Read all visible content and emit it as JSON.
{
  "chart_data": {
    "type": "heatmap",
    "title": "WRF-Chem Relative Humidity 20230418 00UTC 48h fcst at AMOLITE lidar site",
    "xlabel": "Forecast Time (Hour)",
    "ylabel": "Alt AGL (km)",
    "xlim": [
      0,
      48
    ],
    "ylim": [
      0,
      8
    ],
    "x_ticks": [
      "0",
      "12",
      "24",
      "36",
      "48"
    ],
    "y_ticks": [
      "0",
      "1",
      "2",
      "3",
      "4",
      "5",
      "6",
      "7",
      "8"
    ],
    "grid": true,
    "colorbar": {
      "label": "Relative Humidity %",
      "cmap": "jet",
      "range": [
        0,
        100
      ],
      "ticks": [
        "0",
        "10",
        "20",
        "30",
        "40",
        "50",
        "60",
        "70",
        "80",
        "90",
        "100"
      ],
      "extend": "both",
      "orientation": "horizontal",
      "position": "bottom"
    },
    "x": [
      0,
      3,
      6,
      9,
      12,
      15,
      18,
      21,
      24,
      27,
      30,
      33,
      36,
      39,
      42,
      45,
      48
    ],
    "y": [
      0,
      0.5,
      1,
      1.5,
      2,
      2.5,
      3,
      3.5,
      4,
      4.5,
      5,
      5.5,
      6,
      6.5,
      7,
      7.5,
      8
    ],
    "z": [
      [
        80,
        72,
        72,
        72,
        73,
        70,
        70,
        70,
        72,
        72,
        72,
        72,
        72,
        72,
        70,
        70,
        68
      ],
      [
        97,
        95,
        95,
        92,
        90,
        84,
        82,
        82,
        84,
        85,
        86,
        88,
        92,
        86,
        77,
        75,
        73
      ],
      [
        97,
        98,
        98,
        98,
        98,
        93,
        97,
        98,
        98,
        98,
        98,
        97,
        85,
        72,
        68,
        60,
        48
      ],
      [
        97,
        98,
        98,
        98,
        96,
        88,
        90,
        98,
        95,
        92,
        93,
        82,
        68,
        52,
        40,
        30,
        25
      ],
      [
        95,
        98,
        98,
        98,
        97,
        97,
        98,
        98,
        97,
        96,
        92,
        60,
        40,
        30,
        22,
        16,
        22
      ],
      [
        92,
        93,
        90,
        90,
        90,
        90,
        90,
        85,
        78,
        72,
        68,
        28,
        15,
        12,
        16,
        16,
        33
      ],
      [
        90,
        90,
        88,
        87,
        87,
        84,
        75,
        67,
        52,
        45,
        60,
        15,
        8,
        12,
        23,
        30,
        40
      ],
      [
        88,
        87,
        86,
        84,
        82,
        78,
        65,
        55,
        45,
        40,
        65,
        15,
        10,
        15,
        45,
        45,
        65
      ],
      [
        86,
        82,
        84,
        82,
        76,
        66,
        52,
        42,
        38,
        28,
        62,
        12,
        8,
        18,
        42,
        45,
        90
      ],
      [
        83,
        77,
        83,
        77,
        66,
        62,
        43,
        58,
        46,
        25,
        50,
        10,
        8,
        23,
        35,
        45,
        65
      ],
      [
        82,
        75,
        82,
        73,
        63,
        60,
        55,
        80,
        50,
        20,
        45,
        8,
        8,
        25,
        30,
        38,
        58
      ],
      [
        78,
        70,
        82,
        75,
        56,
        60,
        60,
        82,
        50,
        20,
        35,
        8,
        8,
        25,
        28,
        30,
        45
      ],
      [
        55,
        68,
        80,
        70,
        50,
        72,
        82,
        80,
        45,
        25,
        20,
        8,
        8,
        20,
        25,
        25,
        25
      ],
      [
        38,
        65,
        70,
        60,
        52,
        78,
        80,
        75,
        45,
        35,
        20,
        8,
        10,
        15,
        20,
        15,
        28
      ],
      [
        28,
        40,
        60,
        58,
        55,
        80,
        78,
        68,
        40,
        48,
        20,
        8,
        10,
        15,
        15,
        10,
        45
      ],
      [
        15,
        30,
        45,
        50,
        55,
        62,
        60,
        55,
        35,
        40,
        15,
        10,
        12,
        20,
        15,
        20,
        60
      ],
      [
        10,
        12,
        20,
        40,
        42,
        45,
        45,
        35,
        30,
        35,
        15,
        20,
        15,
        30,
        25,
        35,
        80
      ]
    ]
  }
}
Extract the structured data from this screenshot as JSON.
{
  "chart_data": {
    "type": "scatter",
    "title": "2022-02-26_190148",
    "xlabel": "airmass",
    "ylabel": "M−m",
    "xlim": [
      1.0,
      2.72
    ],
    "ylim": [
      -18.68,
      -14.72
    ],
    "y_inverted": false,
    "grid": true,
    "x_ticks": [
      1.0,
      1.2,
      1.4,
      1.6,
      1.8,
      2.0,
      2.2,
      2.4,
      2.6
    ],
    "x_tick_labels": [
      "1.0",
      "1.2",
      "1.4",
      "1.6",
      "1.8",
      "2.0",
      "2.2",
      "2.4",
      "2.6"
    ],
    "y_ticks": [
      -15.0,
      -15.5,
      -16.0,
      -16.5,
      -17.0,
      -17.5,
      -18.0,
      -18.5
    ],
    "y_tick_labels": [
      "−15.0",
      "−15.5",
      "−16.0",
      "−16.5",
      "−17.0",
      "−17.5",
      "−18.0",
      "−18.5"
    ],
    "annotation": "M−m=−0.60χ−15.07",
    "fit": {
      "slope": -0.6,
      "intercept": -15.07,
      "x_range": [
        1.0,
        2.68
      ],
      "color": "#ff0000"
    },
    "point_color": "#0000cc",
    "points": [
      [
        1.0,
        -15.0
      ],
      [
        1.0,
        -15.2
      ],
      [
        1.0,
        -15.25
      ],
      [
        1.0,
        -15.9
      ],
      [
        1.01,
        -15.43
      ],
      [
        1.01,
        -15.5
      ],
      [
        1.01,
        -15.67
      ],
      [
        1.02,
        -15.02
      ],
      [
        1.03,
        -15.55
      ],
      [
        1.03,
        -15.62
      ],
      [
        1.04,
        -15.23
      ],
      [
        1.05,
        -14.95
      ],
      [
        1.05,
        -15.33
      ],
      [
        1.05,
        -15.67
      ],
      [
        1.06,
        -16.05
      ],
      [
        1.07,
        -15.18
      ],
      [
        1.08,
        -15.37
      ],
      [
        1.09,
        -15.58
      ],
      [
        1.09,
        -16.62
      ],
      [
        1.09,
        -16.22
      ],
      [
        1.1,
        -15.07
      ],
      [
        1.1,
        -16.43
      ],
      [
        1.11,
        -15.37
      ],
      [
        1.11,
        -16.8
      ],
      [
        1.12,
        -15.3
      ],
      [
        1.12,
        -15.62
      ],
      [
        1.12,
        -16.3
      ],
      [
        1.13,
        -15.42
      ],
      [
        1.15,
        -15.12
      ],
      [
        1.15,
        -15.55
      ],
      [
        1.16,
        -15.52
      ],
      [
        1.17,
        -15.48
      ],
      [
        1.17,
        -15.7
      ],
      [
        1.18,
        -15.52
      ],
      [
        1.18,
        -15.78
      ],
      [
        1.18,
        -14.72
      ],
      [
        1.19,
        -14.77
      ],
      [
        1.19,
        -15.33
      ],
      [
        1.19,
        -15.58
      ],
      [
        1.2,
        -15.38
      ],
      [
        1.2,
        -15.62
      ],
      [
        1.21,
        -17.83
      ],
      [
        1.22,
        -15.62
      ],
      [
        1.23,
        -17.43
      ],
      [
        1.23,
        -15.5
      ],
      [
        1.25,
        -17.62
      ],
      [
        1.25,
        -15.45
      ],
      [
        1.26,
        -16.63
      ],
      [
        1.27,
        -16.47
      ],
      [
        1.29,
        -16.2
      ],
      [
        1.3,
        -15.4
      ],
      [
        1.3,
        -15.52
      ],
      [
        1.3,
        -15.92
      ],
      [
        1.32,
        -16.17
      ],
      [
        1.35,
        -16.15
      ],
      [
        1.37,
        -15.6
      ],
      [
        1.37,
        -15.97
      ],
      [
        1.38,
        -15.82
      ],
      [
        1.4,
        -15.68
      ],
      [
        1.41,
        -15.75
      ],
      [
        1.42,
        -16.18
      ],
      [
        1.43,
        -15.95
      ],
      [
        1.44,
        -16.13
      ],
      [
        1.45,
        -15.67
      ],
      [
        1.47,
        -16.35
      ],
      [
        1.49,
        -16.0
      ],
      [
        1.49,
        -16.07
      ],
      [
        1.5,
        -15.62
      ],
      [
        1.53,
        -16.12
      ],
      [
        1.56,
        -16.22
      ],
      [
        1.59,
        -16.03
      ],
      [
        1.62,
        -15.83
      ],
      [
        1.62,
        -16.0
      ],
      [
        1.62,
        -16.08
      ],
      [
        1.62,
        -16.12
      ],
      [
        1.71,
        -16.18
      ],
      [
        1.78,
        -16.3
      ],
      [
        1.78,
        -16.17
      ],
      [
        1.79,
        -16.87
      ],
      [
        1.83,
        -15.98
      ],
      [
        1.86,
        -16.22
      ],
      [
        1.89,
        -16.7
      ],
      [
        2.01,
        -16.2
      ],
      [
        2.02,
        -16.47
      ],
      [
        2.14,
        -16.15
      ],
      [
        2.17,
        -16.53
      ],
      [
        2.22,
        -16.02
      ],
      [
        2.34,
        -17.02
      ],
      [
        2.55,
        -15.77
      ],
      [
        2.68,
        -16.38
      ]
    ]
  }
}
+---+
» **EXERCISE DETAILS**
Using the listing above, gather each line that holds the string "Humidity" and copy it.

» **TASK SOLUTION**
    "title": "WRF-Chem Relative Humidity 20230418 00UTC 48h fcst at AMOLITE lidar site",
      "label": "Relative Humidity %",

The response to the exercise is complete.